Problem requirements.
Reproduce only the lines that run from the line with "Type out the text in this image." to the last line of the material, both ends included, exactly as they appear.

________

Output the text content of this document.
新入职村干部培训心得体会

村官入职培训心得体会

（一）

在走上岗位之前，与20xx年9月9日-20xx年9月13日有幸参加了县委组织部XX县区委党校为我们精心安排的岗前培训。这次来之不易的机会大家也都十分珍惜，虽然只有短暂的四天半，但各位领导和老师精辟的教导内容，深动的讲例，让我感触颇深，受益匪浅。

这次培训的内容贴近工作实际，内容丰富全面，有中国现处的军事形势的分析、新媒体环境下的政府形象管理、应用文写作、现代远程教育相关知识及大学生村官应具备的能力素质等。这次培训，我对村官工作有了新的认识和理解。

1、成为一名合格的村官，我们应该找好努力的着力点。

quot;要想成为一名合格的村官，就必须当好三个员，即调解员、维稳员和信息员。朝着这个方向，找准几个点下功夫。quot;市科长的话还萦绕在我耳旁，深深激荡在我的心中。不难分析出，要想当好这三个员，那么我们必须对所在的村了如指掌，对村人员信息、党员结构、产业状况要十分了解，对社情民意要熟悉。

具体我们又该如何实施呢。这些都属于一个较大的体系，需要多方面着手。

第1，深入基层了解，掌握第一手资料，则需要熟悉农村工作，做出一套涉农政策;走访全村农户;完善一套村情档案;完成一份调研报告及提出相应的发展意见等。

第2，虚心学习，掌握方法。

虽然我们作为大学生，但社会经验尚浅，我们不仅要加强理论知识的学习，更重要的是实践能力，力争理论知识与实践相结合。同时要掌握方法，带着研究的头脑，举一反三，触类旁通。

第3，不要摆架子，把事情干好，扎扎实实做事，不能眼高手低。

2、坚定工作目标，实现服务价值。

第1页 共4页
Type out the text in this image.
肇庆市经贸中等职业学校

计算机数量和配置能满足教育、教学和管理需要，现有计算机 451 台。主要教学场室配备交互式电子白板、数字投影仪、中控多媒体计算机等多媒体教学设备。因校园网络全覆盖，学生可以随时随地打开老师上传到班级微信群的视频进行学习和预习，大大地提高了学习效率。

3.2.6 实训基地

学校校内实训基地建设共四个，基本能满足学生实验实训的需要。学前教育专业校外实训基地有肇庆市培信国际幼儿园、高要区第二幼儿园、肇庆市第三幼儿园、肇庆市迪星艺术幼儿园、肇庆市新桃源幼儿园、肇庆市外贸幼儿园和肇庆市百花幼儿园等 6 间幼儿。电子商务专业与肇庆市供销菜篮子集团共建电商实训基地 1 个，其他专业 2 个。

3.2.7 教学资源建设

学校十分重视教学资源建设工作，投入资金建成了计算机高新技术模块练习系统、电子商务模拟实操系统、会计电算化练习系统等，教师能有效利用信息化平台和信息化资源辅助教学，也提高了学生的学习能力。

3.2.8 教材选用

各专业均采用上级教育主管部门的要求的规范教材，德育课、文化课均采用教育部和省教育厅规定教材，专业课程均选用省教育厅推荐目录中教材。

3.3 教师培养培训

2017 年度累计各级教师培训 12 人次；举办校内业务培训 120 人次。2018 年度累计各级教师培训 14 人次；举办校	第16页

________

Finished answer.
Type out the text in this image.
肇庆市经贸中等职业学校

计算机数量和配置能满足教育、教学和管理需要，现有计算机 451 台。主要教学场室配备交互式电子白板、数字投影仪、中控多媒体计算机等多媒体教学设备。因校园网络全覆盖，学生可以随时随地打开老师上传到班级微信群的视频进行学习和预习，大大地提高了学习效率。

3.2.6 实训基地

学校校内实训基地建设共四个，基本能满足学生实验实训的需要。学前教育专业校外实训基地有肇庆市培信国际幼儿园、高要区第二幼儿园、肇庆市第三幼儿园、肇庆市迪星艺术幼儿园、肇庆市新桃源幼儿园、肇庆市外贸幼儿园和肇庆市百花幼儿园等 6 间幼儿。电子商务专业与肇庆市供销菜篮子集团共建电商实训基地 1 个，其他专业 2 个。

3.2.7 教学资源建设

学校十分重视教学资源建设工作，投入资金建成了计算机高新技术模块练习系统、电子商务模拟实操系统、会计电算化练习系统等，教师能有效利用信息化平台和信息化资源辅助教学，也提高了学生的学习能力。

3.2.8 教材选用

各专业均采用上级教育主管部门的要求的规范教材，德育课、文化课均采用教育部和省教育厅规定教材，专业课程均选用省教育厅推荐目录中教材。

3.3 教师培养培训

2017 年度累计各级教师培训 12 人次；举办校内业务培训 120 人次。2018 年度累计各级教师培训 14 人次；举办校	第16页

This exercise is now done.